Action item ▸ In the records that follow, find each line containing "symptoms" and copy it.

Page transcription entries
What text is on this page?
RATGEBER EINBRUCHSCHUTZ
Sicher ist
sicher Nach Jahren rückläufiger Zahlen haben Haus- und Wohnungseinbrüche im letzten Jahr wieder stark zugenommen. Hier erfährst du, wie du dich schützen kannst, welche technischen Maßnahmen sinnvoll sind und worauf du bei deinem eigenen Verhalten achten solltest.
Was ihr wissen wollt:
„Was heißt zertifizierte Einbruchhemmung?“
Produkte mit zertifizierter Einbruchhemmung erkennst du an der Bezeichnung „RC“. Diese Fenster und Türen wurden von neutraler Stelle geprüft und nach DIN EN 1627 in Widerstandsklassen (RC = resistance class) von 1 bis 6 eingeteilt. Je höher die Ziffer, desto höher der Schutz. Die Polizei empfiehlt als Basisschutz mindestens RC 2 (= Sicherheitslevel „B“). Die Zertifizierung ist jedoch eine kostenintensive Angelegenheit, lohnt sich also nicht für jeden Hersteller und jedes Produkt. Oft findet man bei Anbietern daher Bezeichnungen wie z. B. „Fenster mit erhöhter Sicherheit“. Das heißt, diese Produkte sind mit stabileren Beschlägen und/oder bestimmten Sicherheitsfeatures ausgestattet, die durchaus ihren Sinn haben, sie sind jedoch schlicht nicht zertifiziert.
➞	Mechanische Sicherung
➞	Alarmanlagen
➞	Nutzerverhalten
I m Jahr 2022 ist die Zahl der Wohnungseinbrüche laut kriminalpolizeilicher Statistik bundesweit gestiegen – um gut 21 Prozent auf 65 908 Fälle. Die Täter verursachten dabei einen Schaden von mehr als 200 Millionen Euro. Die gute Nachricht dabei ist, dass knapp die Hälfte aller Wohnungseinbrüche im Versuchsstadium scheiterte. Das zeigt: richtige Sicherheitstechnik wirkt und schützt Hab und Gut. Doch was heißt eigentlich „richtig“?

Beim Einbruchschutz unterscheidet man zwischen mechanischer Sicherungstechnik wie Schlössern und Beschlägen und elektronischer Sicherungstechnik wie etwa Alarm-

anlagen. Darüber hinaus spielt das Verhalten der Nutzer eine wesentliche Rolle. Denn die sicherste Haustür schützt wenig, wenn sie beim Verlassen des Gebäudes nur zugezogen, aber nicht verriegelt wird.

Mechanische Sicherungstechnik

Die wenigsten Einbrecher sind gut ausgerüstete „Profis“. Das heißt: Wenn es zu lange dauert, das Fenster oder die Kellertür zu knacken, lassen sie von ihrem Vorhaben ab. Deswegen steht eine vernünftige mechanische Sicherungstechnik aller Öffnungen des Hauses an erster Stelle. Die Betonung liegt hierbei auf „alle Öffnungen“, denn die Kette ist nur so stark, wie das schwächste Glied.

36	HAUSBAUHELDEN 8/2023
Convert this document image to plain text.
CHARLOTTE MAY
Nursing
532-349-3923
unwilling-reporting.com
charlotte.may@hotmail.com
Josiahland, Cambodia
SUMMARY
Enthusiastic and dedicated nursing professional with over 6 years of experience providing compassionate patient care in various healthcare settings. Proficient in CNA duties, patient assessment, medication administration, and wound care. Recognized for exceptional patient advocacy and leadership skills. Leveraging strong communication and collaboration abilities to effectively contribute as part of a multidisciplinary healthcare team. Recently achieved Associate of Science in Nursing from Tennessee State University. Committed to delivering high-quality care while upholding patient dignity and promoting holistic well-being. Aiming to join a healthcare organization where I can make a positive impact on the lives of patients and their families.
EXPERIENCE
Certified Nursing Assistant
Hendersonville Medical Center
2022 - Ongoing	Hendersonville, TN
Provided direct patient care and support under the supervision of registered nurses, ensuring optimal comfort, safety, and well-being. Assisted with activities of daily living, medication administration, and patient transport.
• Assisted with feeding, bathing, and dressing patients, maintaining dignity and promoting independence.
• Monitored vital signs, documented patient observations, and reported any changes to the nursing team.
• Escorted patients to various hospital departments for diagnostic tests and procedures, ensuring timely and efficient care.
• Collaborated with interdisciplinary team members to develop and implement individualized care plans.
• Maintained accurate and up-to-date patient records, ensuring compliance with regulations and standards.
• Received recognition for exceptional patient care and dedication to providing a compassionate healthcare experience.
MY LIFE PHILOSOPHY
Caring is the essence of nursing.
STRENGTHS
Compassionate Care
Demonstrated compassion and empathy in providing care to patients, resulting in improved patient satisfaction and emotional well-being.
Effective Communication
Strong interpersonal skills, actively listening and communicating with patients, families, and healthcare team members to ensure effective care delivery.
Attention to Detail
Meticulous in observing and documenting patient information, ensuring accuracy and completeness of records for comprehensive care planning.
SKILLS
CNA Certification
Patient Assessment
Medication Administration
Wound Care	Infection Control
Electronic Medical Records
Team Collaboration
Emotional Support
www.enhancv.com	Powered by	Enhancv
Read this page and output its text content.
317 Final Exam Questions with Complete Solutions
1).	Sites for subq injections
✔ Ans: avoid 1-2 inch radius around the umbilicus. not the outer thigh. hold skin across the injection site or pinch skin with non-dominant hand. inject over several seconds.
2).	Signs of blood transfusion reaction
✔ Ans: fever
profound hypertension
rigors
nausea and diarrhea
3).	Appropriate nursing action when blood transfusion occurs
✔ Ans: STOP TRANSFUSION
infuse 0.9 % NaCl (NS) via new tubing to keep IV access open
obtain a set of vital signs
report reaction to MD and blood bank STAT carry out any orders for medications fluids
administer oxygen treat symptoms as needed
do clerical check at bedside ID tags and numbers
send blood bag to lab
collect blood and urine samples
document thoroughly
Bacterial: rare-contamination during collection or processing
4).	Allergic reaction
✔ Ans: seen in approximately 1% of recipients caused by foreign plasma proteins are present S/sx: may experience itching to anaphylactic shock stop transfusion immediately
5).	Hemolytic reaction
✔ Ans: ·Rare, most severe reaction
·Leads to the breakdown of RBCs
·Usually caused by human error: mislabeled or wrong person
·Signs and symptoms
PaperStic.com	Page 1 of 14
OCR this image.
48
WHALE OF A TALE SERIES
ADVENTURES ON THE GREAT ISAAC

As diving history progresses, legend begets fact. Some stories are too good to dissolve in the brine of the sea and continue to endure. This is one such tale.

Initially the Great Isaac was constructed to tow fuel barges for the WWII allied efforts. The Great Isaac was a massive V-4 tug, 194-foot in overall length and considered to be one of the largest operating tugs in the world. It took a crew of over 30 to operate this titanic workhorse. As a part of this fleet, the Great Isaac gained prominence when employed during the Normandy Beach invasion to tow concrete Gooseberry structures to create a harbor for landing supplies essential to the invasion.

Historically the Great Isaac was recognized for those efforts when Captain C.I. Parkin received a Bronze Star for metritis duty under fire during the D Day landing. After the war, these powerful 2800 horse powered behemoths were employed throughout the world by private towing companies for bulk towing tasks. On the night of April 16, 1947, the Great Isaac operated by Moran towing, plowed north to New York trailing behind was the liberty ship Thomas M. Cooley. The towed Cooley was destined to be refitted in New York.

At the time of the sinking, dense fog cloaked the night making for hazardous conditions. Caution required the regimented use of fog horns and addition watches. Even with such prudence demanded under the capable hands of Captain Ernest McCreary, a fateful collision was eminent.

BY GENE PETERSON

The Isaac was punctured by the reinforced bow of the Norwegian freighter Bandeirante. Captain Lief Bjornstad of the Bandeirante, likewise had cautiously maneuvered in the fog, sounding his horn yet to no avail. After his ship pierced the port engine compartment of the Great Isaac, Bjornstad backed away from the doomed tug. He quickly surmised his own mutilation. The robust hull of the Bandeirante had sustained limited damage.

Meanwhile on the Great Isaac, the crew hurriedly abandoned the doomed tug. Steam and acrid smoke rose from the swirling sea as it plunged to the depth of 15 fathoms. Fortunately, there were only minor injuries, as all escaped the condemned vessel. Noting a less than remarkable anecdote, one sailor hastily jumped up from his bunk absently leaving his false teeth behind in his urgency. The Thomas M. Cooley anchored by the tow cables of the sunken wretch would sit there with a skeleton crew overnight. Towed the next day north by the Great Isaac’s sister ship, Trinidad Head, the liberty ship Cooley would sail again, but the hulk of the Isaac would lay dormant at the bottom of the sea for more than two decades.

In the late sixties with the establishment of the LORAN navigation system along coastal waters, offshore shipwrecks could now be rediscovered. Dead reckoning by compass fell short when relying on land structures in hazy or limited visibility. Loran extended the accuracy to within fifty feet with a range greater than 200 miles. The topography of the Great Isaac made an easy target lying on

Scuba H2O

Result below ▸
administer oxygen treat symptoms as needed
·Signs and symptoms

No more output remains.